Task statement:
Scan the data that follows and count the lines with the string "방제용으로"; answer with the count alone.

• • • •

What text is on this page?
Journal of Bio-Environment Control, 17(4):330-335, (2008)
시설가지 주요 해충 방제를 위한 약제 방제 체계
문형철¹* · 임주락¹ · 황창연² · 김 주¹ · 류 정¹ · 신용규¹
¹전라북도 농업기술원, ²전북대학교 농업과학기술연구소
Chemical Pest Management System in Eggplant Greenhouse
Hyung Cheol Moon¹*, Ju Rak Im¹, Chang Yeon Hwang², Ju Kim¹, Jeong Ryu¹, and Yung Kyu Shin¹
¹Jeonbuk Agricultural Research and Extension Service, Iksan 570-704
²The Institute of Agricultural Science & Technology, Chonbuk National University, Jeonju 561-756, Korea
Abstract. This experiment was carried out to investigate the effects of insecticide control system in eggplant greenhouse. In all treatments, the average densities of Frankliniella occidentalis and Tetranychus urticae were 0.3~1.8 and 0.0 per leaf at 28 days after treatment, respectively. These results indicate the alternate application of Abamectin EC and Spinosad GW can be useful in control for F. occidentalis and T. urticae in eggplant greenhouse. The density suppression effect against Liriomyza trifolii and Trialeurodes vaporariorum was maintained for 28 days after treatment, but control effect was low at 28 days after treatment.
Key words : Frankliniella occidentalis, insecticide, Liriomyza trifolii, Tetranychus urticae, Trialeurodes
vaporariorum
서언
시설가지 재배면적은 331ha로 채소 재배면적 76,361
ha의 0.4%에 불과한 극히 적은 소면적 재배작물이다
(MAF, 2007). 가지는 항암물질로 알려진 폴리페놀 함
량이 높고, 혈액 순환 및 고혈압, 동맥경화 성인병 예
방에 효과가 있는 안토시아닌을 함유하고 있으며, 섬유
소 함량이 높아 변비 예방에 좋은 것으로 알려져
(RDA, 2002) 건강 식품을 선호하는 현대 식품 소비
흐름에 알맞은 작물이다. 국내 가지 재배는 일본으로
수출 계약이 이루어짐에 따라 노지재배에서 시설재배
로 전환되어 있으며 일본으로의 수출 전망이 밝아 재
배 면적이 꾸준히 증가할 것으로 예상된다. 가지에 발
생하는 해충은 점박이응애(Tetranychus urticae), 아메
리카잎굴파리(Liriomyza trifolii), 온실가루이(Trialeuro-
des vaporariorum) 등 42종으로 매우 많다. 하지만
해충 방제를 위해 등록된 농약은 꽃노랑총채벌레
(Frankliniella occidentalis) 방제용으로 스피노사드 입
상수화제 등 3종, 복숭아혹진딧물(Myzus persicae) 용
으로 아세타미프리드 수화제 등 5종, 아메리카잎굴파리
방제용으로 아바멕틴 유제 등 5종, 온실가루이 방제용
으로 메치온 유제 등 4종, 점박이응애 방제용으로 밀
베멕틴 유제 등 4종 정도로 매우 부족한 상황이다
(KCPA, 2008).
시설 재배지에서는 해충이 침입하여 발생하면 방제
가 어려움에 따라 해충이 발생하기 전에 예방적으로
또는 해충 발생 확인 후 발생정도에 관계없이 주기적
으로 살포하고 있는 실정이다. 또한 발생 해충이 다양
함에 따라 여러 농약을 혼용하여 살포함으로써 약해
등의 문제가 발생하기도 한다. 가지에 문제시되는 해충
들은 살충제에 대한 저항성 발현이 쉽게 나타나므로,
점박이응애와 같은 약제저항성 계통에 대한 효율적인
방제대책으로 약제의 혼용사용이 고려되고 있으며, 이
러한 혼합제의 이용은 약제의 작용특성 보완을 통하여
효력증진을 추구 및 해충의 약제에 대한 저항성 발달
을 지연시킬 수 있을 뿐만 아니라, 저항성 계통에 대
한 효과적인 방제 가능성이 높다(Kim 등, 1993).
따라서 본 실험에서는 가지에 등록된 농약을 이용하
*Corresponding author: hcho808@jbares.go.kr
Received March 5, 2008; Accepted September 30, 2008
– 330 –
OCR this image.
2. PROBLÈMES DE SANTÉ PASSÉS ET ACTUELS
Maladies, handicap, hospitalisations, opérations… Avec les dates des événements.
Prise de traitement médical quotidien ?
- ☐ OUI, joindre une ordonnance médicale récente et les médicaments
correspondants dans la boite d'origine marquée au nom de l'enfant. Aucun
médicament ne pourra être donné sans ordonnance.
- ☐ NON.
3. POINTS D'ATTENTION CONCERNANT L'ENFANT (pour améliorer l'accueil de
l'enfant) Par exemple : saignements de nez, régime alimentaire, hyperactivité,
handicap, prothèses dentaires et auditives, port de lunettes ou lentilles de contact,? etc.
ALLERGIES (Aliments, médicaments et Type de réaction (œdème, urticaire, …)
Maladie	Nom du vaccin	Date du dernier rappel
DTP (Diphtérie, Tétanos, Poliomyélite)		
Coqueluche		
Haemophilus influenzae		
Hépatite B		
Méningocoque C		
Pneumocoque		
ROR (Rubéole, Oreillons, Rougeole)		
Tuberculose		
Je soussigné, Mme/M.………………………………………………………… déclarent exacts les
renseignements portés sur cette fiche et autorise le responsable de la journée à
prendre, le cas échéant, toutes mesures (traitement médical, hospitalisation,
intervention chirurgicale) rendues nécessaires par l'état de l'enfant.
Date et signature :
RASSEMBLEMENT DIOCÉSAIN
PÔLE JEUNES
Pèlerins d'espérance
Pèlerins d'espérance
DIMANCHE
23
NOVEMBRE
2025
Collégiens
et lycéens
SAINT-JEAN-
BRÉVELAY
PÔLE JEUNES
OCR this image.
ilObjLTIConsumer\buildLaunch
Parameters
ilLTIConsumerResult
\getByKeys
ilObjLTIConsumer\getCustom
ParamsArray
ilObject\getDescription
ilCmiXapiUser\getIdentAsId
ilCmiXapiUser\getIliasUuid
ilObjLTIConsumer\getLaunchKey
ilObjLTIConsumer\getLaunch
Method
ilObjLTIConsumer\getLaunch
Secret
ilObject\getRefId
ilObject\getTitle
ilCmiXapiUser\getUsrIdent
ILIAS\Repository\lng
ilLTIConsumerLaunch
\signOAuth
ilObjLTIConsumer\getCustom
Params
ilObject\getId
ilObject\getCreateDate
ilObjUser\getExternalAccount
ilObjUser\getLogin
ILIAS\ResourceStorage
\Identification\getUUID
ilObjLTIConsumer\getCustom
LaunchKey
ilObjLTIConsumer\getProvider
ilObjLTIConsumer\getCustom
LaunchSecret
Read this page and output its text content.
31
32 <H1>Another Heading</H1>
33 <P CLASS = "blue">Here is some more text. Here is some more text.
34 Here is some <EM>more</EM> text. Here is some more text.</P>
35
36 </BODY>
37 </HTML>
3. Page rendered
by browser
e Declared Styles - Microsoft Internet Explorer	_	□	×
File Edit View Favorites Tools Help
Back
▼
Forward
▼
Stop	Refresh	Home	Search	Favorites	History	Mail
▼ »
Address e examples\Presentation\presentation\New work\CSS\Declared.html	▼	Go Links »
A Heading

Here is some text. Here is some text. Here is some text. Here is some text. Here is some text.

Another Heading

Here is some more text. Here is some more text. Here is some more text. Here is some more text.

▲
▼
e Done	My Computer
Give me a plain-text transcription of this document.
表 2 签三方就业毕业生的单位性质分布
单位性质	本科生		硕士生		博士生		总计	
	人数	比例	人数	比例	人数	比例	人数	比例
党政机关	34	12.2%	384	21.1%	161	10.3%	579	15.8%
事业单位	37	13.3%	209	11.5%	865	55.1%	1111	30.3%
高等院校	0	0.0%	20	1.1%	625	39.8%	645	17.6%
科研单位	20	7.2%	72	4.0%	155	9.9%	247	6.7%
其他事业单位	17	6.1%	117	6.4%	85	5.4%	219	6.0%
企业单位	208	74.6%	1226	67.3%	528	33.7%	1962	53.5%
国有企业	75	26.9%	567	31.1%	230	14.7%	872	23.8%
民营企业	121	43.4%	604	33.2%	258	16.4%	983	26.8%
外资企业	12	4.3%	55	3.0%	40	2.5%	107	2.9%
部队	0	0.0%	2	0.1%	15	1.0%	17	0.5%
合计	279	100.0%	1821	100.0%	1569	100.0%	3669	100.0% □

• • • •

Reply to the exercise:
3